● AIM OF THE TASK: Keep only the lines that hold the string "Découvrez", filtering out the rest of the entries below.

(Stored data entries)
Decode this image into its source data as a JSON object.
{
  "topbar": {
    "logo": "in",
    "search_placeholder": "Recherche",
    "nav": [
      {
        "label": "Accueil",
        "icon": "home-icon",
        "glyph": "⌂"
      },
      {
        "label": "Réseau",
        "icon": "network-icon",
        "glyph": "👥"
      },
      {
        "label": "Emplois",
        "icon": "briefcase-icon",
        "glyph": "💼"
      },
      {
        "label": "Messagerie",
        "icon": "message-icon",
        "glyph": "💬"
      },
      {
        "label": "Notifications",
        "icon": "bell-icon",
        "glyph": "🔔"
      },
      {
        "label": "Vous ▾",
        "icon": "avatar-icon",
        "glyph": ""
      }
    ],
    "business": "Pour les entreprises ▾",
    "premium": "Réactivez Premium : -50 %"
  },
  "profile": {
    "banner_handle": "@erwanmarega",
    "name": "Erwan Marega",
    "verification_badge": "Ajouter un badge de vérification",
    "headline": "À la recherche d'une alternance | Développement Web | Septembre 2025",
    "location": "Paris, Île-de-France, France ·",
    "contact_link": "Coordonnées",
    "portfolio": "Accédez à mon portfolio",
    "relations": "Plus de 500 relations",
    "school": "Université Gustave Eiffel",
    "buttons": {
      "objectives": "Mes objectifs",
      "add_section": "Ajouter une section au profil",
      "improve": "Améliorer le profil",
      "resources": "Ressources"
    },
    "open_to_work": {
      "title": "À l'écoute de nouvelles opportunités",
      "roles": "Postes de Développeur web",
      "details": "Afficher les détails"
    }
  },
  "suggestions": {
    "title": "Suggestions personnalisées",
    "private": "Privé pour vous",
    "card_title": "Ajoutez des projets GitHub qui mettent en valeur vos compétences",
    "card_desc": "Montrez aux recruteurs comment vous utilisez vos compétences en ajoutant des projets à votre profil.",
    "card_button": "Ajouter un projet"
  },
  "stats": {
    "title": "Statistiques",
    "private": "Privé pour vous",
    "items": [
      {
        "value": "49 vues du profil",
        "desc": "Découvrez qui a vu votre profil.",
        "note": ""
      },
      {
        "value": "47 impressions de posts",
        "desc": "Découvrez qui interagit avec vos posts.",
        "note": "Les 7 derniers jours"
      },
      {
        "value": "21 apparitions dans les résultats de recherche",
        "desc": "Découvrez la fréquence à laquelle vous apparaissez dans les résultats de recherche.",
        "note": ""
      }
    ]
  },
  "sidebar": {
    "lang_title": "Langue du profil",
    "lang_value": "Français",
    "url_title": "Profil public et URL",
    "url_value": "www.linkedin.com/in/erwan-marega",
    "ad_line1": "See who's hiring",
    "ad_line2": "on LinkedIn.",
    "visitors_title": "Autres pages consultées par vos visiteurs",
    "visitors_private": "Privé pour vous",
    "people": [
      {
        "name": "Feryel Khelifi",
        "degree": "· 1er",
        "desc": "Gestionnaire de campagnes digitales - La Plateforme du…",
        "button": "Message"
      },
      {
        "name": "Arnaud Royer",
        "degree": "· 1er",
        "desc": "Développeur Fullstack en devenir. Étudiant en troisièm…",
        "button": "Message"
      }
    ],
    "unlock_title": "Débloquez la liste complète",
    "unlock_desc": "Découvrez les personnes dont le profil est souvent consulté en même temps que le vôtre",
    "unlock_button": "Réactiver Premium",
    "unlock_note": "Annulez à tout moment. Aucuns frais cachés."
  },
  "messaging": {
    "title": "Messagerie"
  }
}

● THE ANSWER:
        "desc": "Découvrez qui a vu votre profil.",
        "desc": "Découvrez qui interagit avec vos posts.",
        "desc": "Découvrez la fréquence à laquelle vous apparaissez dans les résultats de recherche.",
    "unlock_desc": "Découvrez les personnes dont le profil est souvent consulté en même temps que le vôtre",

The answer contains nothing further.